Exercise task:
Copy each line below exactly and leave the pictures out.

[START Supplied information]

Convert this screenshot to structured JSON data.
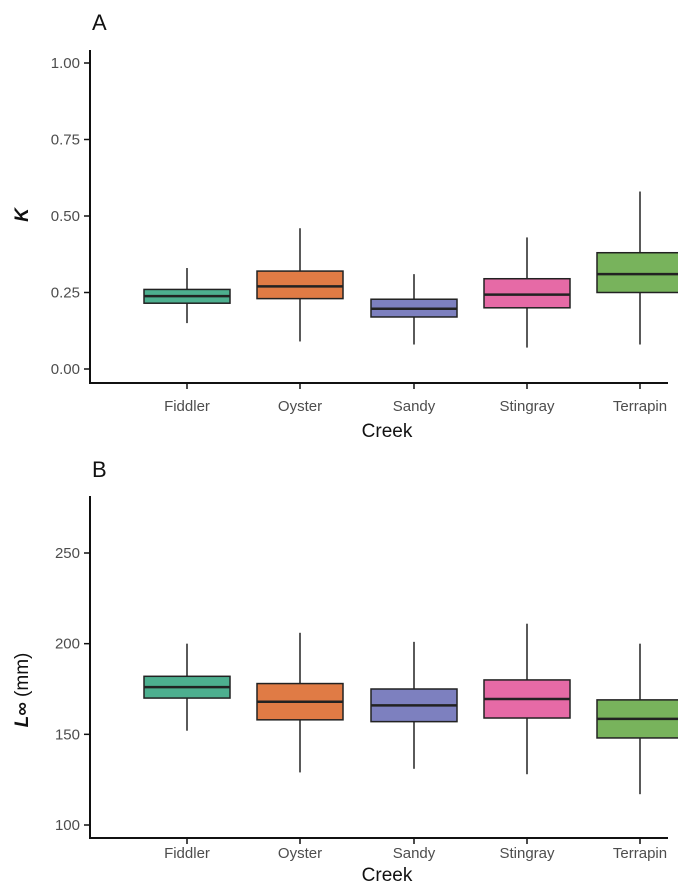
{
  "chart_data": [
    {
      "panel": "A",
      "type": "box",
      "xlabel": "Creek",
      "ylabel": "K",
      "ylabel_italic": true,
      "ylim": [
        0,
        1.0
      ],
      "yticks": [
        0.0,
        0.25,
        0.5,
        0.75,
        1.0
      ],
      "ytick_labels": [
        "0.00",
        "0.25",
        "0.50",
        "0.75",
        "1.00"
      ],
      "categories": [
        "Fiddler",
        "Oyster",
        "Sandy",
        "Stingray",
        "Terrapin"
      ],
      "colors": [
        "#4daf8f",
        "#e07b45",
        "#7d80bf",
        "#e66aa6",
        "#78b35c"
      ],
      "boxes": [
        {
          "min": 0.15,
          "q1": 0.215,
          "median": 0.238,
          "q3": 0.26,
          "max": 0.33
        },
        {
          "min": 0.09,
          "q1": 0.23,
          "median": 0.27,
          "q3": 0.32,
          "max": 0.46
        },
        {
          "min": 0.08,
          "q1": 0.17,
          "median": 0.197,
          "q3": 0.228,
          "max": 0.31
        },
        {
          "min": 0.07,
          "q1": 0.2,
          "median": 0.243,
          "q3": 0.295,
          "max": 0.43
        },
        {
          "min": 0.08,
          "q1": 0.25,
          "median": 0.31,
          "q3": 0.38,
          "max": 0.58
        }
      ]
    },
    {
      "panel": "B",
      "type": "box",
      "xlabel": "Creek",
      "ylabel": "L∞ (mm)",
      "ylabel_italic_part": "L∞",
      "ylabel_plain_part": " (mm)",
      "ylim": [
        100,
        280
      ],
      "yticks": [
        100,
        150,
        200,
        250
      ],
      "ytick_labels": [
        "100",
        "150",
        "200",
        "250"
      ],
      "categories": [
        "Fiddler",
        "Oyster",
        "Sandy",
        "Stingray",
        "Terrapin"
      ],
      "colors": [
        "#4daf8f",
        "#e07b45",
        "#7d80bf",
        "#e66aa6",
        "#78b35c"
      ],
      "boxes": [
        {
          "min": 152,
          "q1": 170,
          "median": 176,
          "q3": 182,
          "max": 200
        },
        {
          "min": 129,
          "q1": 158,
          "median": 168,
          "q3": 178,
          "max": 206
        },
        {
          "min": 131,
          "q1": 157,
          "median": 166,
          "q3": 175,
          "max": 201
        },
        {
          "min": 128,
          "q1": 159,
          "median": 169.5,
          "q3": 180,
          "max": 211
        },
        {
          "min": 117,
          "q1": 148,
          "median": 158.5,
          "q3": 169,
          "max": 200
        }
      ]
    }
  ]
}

[END Supplied information]

Right answer:
Convert this screenshot to structured JSON data.
{
  "chart_data": [
    {
      "panel": "A",
      "type": "box",
      "xlabel": "Creek",
      "ylabel": "K",
      "ylabel_italic": true,
      "ylim": [
        0,
        1.0
      ],
      "yticks": [
        0.0,
        0.25,
        0.5,
        0.75,
        1.0
      ],
      "ytick_labels": [
        "0.00",
        "0.25",
        "0.50",
        "0.75",
        "1.00"
      ],
      "categories": [
        "Fiddler",
        "Oyster",
        "Sandy",
        "Stingray",
        "Terrapin"
      ],
      "colors": [
        "#4daf8f",
        "#e07b45",
        "#7d80bf",
        "#e66aa6",
        "#78b35c"
      ],
      "boxes": [
        {
          "min": 0.15,
          "q1": 0.215,
          "median": 0.238,
          "q3": 0.26,
          "max": 0.33
        },
        {
          "min": 0.09,
          "q1": 0.23,
          "median": 0.27,
          "q3": 0.32,
          "max": 0.46
        },
        {
          "min": 0.08,
          "q1": 0.17,
          "median": 0.197,
          "q3": 0.228,
          "max": 0.31
        },
        {
          "min": 0.07,
          "q1": 0.2,
          "median": 0.243,
          "q3": 0.295,
          "max": 0.43
        },
        {
          "min": 0.08,
          "q1": 0.25,
          "median": 0.31,
          "q3": 0.38,
          "max": 0.58
        }
      ]
    },
    {
      "panel": "B",
      "type": "box",
      "xlabel": "Creek",
      "ylabel": "L∞ (mm)",
      "ylabel_italic_part": "L∞",
      "ylabel_plain_part": " (mm)",
      "ylim": [
        100,
        280
      ],
      "yticks": [
        100,
        150,
        200,
        250
      ],
      "ytick_labels": [
        "100",
        "150",
        "200",
        "250"
      ],
      "categories": [
        "Fiddler",
        "Oyster",
        "Sandy",
        "Stingray",
        "Terrapin"
      ],
      "colors": [
        "#4daf8f",
        "#e07b45",
        "#7d80bf",
        "#e66aa6",
        "#78b35c"
      ],
      "boxes": [
        {
          "min": 152,
          "q1": 170,
          "median": 176,
          "q3": 182,
          "max": 200
        },
        {
          "min": 129,
          "q1": 158,
          "median": 168,
          "q3": 178,
          "max": 206
        },
        {
          "min": 131,
          "q1": 157,
          "median": 166,
          "q3": 175,
          "max": 201
        },
        {
          "min": 128,
          "q1": 159,
          "median": 169.5,
          "q3": 180,
          "max": 211
        },
        {
          "min": 117,
          "q1": 148,
          "median": 158.5,
          "q3": 169,
          "max": 200
        }
      ]
    }
  ]
}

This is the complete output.